"""
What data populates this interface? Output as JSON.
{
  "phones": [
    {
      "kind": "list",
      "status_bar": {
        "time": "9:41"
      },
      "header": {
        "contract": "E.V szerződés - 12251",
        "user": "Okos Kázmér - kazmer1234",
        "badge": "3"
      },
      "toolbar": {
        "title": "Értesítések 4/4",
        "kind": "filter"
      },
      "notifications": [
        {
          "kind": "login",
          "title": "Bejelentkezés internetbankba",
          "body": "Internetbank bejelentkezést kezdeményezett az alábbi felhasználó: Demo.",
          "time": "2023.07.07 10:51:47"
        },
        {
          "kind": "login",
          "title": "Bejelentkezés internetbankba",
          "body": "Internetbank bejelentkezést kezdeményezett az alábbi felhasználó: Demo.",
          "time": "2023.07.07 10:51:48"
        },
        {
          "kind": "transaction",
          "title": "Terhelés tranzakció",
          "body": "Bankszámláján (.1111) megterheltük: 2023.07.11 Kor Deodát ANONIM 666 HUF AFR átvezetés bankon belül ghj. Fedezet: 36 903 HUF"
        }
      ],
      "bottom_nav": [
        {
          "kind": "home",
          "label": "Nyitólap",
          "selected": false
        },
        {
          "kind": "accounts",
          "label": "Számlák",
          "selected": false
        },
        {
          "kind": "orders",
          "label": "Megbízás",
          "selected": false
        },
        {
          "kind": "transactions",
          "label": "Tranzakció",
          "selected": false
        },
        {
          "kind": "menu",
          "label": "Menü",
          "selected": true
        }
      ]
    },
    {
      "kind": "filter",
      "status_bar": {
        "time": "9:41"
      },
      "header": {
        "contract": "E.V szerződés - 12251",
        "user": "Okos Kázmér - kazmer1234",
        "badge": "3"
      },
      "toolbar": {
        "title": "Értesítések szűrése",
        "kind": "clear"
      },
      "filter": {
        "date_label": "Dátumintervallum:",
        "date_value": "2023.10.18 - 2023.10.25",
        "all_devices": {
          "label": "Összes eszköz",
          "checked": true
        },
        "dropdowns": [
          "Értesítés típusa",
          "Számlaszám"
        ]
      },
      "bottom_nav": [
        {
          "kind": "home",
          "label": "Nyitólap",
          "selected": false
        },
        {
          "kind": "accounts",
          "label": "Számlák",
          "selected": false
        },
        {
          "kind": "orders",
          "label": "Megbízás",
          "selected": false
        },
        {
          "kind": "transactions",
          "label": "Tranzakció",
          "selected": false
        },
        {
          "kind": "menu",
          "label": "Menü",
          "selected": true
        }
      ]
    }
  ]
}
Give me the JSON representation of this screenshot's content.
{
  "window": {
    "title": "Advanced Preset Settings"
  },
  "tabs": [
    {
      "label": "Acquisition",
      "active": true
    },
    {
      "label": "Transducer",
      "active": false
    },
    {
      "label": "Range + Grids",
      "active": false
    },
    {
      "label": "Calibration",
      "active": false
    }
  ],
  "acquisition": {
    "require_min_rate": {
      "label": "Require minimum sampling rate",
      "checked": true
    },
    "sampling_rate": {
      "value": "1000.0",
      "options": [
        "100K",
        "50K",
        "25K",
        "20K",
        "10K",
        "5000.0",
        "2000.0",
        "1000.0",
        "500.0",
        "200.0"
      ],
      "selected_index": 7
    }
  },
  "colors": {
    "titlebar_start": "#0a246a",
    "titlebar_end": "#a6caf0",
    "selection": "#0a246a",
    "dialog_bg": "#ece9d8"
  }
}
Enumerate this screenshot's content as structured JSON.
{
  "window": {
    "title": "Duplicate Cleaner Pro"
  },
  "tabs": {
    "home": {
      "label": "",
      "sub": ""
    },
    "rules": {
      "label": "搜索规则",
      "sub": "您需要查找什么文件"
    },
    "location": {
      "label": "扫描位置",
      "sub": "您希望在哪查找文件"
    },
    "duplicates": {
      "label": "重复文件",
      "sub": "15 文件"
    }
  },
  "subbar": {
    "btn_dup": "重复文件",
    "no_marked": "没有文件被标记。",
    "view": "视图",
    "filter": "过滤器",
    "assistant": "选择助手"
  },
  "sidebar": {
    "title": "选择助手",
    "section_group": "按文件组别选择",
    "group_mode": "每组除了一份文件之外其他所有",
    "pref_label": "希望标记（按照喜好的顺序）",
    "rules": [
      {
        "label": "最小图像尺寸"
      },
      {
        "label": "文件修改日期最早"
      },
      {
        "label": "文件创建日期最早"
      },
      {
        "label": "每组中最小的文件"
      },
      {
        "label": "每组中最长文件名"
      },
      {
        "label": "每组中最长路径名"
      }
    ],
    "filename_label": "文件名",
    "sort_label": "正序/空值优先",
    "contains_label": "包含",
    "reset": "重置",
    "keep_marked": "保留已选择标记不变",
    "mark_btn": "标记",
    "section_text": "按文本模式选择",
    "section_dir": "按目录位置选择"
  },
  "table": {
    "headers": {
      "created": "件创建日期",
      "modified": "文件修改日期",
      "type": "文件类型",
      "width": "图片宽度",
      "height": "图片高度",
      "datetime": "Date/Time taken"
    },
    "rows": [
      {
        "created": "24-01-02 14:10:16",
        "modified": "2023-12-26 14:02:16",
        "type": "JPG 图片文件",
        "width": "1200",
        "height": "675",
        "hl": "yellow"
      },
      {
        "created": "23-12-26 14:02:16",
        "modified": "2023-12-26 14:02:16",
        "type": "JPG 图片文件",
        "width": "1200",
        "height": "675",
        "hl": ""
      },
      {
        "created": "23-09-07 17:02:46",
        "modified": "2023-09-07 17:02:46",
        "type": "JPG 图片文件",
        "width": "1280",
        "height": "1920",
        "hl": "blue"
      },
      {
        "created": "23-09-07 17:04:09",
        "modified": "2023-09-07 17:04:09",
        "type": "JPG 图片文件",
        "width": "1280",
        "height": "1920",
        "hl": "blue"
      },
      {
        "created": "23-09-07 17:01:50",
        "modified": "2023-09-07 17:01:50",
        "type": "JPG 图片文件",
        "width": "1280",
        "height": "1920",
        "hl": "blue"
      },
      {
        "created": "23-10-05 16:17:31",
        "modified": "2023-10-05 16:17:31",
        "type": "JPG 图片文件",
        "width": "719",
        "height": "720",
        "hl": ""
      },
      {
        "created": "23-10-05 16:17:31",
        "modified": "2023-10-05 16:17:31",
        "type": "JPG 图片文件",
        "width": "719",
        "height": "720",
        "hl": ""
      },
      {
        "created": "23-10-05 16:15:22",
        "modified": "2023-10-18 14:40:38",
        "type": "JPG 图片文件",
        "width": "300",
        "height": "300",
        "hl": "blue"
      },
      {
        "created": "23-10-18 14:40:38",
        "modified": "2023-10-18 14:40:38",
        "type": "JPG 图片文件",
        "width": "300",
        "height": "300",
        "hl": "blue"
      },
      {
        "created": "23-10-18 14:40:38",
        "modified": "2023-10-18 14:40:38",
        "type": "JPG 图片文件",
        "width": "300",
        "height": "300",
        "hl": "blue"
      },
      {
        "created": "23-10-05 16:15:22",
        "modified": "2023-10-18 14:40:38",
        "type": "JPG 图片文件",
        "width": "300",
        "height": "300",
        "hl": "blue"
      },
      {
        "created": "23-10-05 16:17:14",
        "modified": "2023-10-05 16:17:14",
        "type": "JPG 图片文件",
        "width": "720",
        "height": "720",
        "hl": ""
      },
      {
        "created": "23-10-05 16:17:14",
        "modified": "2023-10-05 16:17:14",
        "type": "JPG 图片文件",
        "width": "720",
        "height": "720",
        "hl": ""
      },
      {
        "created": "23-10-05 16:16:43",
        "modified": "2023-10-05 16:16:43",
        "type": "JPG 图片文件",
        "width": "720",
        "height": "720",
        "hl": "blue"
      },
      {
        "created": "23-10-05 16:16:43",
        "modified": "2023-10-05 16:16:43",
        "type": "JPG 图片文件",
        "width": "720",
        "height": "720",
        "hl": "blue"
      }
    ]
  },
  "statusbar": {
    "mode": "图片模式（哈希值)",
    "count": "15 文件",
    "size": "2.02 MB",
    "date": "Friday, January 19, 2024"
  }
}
"""
[WHAT YOU HAVE TO DO] Gather, from the listing above, every line carrying the word "this".

[WRITTEN RESPONSE]
What data populates this interface? Output as JSON.
Give me the JSON representation of this screenshot's content.
Enumerate this screenshot's content as structured JSON.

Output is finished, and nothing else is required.